* WORK TO COMPLETE *
Copy each line of the material below that includes the string "strength".

==== DATA PROVIDED ====

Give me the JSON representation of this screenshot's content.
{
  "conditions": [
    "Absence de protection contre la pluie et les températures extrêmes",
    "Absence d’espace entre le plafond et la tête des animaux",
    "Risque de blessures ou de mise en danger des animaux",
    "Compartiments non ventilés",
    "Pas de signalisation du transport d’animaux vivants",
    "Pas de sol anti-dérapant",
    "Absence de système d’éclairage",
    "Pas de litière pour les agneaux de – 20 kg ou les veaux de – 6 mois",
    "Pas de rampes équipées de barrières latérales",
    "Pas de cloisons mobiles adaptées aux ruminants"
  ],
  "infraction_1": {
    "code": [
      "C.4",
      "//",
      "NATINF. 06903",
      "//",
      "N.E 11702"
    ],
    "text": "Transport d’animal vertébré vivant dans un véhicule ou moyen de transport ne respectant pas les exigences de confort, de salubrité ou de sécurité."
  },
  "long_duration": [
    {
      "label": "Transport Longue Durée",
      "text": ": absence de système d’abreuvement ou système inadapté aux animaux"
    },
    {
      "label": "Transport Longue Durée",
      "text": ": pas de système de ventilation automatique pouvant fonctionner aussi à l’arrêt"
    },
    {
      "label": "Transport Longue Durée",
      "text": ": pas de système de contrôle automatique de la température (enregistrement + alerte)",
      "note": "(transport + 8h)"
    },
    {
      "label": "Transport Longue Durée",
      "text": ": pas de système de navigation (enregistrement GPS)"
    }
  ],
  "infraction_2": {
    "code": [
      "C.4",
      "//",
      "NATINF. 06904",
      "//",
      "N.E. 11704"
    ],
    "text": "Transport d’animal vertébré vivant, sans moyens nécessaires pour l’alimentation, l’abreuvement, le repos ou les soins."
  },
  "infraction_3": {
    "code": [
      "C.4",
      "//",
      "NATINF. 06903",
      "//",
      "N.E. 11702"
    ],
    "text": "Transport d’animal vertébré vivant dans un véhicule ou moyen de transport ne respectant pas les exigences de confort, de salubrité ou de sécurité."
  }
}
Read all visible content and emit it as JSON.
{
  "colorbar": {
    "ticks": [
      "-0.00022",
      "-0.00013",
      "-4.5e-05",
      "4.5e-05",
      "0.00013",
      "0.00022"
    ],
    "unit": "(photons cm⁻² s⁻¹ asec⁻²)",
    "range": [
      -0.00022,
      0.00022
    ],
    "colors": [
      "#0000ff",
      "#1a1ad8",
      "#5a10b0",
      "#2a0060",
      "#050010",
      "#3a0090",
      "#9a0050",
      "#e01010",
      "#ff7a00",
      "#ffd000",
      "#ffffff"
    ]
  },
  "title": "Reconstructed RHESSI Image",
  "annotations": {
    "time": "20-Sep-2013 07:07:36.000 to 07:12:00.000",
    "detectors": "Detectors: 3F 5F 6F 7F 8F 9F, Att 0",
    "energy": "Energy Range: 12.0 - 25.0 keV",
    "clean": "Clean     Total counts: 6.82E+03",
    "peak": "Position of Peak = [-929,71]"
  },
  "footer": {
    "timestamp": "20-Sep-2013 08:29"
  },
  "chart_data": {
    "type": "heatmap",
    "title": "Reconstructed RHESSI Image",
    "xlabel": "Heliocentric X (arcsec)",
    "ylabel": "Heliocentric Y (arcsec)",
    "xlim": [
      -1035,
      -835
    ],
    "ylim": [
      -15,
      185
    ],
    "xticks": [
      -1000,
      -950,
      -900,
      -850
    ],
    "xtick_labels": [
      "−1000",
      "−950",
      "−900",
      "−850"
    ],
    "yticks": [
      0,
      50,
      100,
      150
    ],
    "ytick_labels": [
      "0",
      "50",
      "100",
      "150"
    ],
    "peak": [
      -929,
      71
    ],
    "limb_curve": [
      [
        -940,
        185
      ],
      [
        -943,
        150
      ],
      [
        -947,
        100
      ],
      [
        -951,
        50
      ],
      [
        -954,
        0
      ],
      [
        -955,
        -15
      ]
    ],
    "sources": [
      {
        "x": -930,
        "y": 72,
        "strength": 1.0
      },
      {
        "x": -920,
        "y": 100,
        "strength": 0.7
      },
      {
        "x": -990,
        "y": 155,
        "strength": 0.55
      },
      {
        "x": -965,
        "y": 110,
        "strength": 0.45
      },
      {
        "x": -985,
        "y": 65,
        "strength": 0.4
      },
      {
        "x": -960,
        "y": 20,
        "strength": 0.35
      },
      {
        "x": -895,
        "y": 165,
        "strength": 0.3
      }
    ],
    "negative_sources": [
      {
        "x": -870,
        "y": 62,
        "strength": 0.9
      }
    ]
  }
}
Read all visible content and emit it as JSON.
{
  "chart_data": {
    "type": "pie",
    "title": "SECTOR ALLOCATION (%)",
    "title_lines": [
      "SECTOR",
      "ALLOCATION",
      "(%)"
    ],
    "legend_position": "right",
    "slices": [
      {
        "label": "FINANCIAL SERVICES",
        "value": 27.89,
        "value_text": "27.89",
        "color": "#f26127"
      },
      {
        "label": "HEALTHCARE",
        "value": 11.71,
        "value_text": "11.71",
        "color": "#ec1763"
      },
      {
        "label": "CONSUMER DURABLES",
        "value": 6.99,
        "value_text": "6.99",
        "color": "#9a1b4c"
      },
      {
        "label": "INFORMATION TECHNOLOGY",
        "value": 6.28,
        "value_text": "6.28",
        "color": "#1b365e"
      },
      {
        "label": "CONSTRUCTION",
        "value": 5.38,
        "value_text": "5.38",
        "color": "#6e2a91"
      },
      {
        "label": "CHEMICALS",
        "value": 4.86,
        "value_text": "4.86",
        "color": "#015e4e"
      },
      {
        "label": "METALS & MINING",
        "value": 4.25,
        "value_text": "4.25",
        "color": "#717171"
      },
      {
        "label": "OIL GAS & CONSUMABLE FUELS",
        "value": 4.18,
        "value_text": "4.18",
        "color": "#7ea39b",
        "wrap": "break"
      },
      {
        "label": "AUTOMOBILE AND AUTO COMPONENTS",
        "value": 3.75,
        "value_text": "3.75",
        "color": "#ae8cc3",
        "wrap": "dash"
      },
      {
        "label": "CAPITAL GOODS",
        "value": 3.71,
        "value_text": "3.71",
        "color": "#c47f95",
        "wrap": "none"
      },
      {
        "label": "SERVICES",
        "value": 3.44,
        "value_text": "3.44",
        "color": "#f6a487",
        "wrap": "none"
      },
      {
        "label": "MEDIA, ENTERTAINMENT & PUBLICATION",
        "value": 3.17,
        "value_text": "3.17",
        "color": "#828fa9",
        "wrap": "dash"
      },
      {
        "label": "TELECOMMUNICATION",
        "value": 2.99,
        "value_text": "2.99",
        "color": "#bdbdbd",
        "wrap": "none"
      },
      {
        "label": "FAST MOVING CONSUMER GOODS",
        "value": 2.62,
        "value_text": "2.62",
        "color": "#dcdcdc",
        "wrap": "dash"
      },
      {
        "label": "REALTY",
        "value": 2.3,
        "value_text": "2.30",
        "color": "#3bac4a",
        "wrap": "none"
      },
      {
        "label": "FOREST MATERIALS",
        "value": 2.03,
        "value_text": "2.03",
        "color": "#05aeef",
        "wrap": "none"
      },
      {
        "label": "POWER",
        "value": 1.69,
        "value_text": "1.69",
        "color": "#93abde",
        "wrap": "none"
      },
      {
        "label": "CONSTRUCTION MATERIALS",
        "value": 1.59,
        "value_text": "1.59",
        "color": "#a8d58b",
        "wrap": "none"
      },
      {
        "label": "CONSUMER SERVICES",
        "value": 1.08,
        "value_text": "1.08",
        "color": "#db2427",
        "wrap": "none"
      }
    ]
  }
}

====

* SOLVED EXERCISE *
        "strength": 1.0
        "strength": 0.7
        "strength": 0.55
        "strength": 0.45
        "strength": 0.4
        "strength": 0.35
        "strength": 0.3
        "strength": 0.9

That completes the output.